Traumatic Brain Injury and Stem Cell: Pathophysiology and Update on Recent Treatment Modalities

1Department of Physiology and Pharmacology, Loma Linda University School of Medicine, 11041 Campus Street, Risley Hall, Room 219, Loma Linda, CA 92354, USA
2Loma Linda University School of Medicine, Loma Linda, CA 92354, USA
3Department of Epidemiology & Biostatistics, Loma Linda School of Public Health, Loma Linda, CA 92350, USA
4Department of Neurosurgery, Second Affiliated Hospital School of Medicine, Zhejiang University, Hangzhou, China
5Department of Neurosurgery, Loma Linda University School of Medicine, Loma Linda, CA 92354, USA

Correspondence should be addressed to John H. Zhang

Received 19 May 2017; Accepted 26 July 2017; Published 9 August 2017

Academic Editor: Gerald A. Colvin

Copyright © 2017 Cesar Reis et al. This is an open access article distributed under the Creative Commons Attribution License, which permits unrestricted use, distribution, and reproduction in any medium, provided the original work is properly cited.


Traumatic brain injury (TBI) is a complex condition that presents with a wide spectrum of clinical symptoms caused by an initial insult to the brain through an external mechanical force to the skull. In the United States alone, TBI accounts for more than 50,000 deaths per year and is one of the leading causes of mortality among young adults in the developed world. Pathophysiology of TBI is complex and consists of acute and delayed injury. In the acute phase, brain tissue destroyed upon impact includes neurons, glia, and endothelial cells, the latter of which makes up the blood-brain barrier. In the delayed phase, “toxins” released from damaged cells set off cascades in neighboring cells eventually leading to exacerbation of primary injury. As researches further explore pathophysiology and molecular mechanisms underlying this debilitating condition, numerous potential therapeutic strategies, especially those involving stem cells, are emerging to improve recovery and possibly reverse damage. In addition to elucidating the most recent advances in the understanding of TBI pathophysiology, this review explores two primary pathways currently under investigation and are thought to yield the most viable therapeutic approach for treatment of TBI: manipulation of endogenous neural cell response and administration of exogenous stem cell therapy.

## [DIRECTIONS]
**1)** Rewrite everything in the traumatic brain injury review from "Academic Editor: Gerald" down to "is properly cited.", replacing "Creative Commons Attribution License" with "CC BY license".
**2)** Turn the paragraph of the traumatic brain injury review that begins "Traumatic brain injury (TBI) is a complex condition" into a short bulleted list that keeps its main facts.
**3)** Answer from the traumatic brain injury review:
(a) On what date was it published?
(b) How many deaths per year does TBI account for in the United States?
(c) To whom should correspondence be addressed?
Rely only on the traumatic brain injury review.

(Dataset entries)
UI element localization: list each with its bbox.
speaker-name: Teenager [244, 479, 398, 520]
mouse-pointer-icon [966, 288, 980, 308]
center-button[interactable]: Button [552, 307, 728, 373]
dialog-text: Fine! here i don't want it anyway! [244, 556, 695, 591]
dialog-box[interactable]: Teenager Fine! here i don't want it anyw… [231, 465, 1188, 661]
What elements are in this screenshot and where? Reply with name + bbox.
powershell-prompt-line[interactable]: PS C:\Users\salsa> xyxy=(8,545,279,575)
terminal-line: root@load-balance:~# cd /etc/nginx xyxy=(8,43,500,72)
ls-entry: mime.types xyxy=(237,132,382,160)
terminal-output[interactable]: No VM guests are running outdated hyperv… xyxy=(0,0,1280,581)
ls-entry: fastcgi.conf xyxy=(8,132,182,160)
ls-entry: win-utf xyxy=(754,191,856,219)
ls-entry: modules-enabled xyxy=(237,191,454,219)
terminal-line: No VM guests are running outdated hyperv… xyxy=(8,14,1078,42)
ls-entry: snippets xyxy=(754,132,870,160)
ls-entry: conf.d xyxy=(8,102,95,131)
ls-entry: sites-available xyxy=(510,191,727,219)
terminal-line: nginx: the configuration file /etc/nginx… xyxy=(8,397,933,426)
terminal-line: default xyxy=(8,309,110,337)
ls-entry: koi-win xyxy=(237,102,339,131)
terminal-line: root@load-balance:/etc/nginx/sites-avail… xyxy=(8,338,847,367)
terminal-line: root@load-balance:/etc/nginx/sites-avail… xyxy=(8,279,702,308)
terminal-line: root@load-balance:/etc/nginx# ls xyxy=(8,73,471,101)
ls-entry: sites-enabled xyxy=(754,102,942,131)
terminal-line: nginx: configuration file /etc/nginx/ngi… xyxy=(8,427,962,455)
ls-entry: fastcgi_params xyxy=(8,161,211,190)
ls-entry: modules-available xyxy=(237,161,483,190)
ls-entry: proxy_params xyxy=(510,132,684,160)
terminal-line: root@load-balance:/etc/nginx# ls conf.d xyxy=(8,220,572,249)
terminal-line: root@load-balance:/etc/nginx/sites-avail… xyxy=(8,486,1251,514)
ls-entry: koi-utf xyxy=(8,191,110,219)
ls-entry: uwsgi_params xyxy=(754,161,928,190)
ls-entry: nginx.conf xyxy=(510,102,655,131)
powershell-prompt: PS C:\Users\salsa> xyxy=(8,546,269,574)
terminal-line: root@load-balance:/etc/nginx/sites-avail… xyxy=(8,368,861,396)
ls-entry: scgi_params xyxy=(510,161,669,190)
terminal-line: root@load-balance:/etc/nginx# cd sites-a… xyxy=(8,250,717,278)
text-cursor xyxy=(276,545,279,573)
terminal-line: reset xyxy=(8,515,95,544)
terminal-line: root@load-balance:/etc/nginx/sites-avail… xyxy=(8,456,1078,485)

## [WRITTEN ANSWERS]
**1)**
Academic Editor: Gerald A. Colvin

Copyright © 2017 Cesar Reis et al. This is an open access article distributed under the CC BY license, which permits unrestricted use, distribution, and reproduction in any medium, provided the original work is properly cited.

**2)**
- TBI is a complex condition with a wide spectrum of clinical symptoms, caused by an external mechanical force to the skull.
- In the United States, TBI causes more than 50,000 deaths per year. It is a leading cause of death among young adults in the developed world.
- Its pathophysiology has an acute phase and a delayed phase:
  - Acute: neurons, glia, and endothelial cells (which make up the blood-brain barrier) are destroyed on impact.
  - Delayed: "toxins" from damaged cells set off cascades in neighboring cells that worsen the primary injury.
- Many potential therapies are emerging, especially ones involving stem cells.
- The review covers recent advances in TBI pathophysiology and two main treatment pathways:
  - manipulation of the endogenous neural cell response
  - administration of exogenous stem cell therapy

**3)**
(a) 9 August 2017
(b) More than 50,000
(c) John H. Zhang